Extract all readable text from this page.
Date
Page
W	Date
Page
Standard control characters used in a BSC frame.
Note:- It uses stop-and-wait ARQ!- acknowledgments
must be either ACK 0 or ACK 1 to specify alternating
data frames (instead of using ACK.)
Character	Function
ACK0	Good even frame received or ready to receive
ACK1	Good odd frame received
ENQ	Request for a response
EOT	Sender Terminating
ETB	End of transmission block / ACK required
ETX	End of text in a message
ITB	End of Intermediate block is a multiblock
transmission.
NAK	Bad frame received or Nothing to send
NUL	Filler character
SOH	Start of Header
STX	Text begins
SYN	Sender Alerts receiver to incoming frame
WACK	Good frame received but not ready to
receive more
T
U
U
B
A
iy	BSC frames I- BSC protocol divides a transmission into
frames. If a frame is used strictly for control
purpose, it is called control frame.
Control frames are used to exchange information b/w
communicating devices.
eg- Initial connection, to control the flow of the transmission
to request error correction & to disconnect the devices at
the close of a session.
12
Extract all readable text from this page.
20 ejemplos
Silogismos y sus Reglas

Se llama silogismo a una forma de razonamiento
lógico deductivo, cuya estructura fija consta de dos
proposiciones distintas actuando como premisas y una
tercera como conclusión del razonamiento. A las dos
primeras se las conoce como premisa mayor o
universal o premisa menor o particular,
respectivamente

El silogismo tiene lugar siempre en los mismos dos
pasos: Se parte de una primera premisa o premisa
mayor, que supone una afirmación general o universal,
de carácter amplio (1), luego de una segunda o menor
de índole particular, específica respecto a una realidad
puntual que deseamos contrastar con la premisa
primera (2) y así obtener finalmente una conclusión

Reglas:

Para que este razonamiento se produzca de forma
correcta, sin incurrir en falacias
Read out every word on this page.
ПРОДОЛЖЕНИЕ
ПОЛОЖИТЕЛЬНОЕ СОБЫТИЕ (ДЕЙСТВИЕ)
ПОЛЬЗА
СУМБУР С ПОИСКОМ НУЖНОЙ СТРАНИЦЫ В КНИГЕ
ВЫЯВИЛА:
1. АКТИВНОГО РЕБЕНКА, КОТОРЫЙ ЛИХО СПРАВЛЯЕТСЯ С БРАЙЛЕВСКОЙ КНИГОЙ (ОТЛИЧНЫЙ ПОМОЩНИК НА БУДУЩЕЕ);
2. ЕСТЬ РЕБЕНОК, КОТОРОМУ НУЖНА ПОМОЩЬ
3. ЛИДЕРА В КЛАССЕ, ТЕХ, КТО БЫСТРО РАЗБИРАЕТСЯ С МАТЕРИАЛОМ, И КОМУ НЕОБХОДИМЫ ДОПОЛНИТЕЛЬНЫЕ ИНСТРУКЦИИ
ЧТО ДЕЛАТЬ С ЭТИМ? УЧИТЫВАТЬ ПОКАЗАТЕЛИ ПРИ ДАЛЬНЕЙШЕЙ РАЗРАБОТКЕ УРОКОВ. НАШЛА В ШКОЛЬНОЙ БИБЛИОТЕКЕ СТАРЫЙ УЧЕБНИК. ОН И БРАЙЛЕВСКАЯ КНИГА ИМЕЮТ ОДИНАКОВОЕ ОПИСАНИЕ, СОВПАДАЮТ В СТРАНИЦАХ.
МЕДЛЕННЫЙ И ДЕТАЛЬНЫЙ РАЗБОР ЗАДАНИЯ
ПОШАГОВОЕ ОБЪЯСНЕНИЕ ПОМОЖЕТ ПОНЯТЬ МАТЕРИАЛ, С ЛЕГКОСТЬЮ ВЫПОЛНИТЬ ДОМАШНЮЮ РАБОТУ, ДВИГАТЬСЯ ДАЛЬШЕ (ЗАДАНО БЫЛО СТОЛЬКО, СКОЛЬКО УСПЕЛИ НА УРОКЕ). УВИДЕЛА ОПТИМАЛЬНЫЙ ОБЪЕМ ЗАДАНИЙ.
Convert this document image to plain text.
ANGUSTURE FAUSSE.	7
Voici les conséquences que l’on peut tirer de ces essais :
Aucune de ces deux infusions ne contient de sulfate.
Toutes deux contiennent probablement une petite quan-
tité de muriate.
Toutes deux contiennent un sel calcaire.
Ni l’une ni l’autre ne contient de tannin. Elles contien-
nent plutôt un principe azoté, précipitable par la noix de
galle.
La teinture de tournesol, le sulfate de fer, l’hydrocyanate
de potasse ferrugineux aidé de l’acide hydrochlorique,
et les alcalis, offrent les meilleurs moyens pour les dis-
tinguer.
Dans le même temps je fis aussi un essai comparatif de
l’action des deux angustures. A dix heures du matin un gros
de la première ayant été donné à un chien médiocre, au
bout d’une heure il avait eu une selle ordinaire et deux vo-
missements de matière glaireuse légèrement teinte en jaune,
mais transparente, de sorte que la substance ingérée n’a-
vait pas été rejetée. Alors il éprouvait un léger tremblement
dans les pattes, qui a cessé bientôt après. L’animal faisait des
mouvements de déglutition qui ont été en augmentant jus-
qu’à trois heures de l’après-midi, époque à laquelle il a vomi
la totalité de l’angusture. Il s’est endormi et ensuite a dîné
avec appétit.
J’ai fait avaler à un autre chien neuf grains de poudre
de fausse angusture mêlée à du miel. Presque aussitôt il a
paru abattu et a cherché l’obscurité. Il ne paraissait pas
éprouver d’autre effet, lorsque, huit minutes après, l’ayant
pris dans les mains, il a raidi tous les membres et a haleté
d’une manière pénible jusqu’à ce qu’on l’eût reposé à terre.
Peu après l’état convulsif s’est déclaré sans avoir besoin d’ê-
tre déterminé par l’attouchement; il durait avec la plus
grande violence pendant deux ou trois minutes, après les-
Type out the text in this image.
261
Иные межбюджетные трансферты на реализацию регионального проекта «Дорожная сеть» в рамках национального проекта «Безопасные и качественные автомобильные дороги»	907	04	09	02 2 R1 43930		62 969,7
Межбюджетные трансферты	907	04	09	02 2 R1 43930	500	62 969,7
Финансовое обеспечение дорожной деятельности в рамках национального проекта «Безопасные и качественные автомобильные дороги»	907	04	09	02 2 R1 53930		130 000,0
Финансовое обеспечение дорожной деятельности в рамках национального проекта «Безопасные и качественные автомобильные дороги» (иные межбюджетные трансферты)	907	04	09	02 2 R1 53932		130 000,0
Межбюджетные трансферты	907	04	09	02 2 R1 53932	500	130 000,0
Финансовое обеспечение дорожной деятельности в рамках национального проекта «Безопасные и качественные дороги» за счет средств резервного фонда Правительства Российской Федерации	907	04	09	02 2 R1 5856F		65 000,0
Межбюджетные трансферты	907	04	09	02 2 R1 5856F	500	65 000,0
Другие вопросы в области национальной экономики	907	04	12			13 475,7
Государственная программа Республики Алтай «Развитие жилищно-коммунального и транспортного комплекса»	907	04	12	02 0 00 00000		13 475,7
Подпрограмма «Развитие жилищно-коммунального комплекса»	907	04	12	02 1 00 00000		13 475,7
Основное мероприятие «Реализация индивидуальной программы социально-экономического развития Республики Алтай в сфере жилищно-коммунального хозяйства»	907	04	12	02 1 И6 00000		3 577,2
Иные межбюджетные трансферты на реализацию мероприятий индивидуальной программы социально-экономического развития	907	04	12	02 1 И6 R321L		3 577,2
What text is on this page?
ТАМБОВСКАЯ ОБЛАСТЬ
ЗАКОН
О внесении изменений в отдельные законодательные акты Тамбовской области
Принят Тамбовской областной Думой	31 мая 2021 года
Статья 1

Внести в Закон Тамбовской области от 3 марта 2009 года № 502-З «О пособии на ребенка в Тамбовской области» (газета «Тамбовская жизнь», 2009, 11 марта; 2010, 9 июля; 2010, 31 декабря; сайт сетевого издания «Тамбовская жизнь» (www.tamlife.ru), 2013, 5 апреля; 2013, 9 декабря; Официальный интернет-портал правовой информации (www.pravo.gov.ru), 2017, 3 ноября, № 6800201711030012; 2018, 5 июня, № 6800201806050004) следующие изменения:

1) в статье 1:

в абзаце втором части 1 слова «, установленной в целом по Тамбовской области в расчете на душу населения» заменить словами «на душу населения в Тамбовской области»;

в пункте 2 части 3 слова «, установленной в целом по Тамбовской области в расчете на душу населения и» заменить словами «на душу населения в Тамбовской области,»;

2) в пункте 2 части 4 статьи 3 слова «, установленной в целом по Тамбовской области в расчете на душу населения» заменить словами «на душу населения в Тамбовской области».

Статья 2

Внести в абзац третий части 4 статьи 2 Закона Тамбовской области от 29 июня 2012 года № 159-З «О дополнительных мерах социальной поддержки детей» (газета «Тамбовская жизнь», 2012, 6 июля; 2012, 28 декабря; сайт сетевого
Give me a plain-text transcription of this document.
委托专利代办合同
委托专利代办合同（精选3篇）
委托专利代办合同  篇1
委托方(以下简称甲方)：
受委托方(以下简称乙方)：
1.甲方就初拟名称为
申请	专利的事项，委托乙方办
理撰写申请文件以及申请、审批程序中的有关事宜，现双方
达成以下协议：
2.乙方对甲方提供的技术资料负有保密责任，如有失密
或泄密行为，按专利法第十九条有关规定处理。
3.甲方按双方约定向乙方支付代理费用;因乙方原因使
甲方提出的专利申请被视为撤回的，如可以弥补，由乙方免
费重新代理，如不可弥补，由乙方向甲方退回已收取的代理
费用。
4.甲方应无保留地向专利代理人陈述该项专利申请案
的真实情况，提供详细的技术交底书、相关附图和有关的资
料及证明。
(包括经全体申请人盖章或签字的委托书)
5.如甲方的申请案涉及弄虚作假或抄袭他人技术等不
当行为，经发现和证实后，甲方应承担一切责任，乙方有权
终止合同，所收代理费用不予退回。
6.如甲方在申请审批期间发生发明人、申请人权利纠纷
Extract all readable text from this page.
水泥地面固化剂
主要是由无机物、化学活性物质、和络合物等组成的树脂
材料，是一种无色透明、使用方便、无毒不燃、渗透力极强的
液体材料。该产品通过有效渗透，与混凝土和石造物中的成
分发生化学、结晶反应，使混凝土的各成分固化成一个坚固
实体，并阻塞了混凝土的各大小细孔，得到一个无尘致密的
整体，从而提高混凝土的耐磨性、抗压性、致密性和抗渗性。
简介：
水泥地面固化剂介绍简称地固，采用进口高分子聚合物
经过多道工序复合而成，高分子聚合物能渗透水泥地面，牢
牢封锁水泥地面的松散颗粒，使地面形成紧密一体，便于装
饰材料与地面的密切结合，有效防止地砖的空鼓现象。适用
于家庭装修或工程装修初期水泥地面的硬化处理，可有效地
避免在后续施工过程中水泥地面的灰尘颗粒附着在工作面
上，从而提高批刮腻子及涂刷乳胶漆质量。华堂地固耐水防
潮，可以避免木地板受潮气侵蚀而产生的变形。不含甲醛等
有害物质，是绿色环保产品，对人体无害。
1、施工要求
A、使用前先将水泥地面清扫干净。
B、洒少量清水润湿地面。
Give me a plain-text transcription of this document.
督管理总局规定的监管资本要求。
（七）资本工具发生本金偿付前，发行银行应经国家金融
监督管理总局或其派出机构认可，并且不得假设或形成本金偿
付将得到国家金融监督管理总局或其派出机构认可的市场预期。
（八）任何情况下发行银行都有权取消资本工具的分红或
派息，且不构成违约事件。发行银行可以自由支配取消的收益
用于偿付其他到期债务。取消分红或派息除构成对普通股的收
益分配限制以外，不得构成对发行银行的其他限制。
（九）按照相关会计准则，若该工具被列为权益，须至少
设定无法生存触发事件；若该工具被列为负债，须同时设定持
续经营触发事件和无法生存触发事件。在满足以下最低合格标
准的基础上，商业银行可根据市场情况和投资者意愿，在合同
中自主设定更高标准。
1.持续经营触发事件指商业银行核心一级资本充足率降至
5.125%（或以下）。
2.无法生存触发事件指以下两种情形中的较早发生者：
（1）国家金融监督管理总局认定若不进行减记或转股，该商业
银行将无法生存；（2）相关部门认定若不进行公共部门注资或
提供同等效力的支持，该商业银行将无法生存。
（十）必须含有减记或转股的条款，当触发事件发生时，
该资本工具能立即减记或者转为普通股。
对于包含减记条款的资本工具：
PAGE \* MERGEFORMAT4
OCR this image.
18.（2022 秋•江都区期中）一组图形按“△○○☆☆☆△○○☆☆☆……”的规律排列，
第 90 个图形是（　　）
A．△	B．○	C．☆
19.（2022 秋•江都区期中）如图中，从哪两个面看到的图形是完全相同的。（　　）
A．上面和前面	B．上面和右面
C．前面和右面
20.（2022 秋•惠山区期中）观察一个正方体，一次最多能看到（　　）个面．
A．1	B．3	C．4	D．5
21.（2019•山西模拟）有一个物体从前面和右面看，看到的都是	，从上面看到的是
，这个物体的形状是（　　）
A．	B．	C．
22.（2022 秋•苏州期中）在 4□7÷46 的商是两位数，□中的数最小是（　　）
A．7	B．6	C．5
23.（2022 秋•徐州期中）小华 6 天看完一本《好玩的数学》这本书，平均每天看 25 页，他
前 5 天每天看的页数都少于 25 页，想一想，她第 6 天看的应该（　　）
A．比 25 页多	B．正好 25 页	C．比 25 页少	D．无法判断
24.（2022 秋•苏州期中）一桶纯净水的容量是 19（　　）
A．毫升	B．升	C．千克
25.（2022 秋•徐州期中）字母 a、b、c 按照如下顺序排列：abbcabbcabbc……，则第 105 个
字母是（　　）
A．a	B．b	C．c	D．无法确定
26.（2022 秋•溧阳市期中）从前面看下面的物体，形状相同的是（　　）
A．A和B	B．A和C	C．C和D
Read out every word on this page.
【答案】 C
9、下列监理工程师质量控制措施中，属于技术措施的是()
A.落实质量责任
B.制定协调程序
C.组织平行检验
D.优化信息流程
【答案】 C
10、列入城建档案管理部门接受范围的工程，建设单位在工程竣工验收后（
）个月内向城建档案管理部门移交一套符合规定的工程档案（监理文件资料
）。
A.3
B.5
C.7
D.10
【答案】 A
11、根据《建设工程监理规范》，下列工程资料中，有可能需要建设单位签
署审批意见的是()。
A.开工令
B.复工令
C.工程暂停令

#### [To do]
Count every line in the preceding entries where the string "particular" appears, then state only the total.

#### [Written response]
2